- _Records shown_:
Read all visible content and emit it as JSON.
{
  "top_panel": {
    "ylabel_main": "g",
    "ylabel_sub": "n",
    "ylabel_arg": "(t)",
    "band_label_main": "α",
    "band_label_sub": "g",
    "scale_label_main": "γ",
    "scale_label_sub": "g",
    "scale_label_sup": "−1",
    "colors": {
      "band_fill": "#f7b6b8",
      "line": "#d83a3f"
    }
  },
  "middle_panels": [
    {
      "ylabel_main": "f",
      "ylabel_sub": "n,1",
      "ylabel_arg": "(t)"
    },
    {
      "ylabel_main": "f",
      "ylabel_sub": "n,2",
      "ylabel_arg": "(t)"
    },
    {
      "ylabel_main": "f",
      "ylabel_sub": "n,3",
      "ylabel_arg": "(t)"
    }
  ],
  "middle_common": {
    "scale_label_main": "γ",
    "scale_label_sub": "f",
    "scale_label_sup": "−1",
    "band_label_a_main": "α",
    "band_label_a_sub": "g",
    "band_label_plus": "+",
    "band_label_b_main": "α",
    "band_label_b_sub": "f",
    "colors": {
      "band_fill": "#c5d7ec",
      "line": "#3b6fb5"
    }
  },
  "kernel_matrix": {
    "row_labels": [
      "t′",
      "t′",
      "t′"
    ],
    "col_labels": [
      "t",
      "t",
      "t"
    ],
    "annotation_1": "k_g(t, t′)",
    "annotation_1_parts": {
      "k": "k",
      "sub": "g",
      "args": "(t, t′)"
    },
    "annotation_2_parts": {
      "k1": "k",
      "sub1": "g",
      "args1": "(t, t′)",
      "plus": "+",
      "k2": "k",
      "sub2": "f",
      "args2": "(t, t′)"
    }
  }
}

- _What is required_: Pull out each record as written and restate it exactly.

- _Output below_:
Read all visible content and emit it as JSON.
{
  "top_panel": {
    "ylabel_main": "g",
    "ylabel_sub": "n",
    "ylabel_arg": "(t)",
    "band_label_main": "α",
    "band_label_sub": "g",
    "scale_label_main": "γ",
    "scale_label_sub": "g",
    "scale_label_sup": "−1",
    "colors": {
      "band_fill": "#f7b6b8",
      "line": "#d83a3f"
    }
  },
  "middle_panels": [
    {
      "ylabel_main": "f",
      "ylabel_sub": "n,1",
      "ylabel_arg": "(t)"
    },
    {
      "ylabel_main": "f",
      "ylabel_sub": "n,2",
      "ylabel_arg": "(t)"
    },
    {
      "ylabel_main": "f",
      "ylabel_sub": "n,3",
      "ylabel_arg": "(t)"
    }
  ],
  "middle_common": {
    "scale_label_main": "γ",
    "scale_label_sub": "f",
    "scale_label_sup": "−1",
    "band_label_a_main": "α",
    "band_label_a_sub": "g",
    "band_label_plus": "+",
    "band_label_b_main": "α",
    "band_label_b_sub": "f",
    "colors": {
      "band_fill": "#c5d7ec",
      "line": "#3b6fb5"
    }
  },
  "kernel_matrix": {
    "row_labels": [
      "t′",
      "t′",
      "t′"
    ],
    "col_labels": [
      "t",
      "t",
      "t"
    ],
    "annotation_1": "k_g(t, t′)",
    "annotation_1_parts": {
      "k": "k",
      "sub": "g",
      "args": "(t, t′)"
    },
    "annotation_2_parts": {
      "k1": "k",
      "sub1": "g",
      "args1": "(t, t′)",
      "plus": "+",
      "k2": "k",
      "sub2": "f",
      "args2": "(t, t′)"
    }
  }
}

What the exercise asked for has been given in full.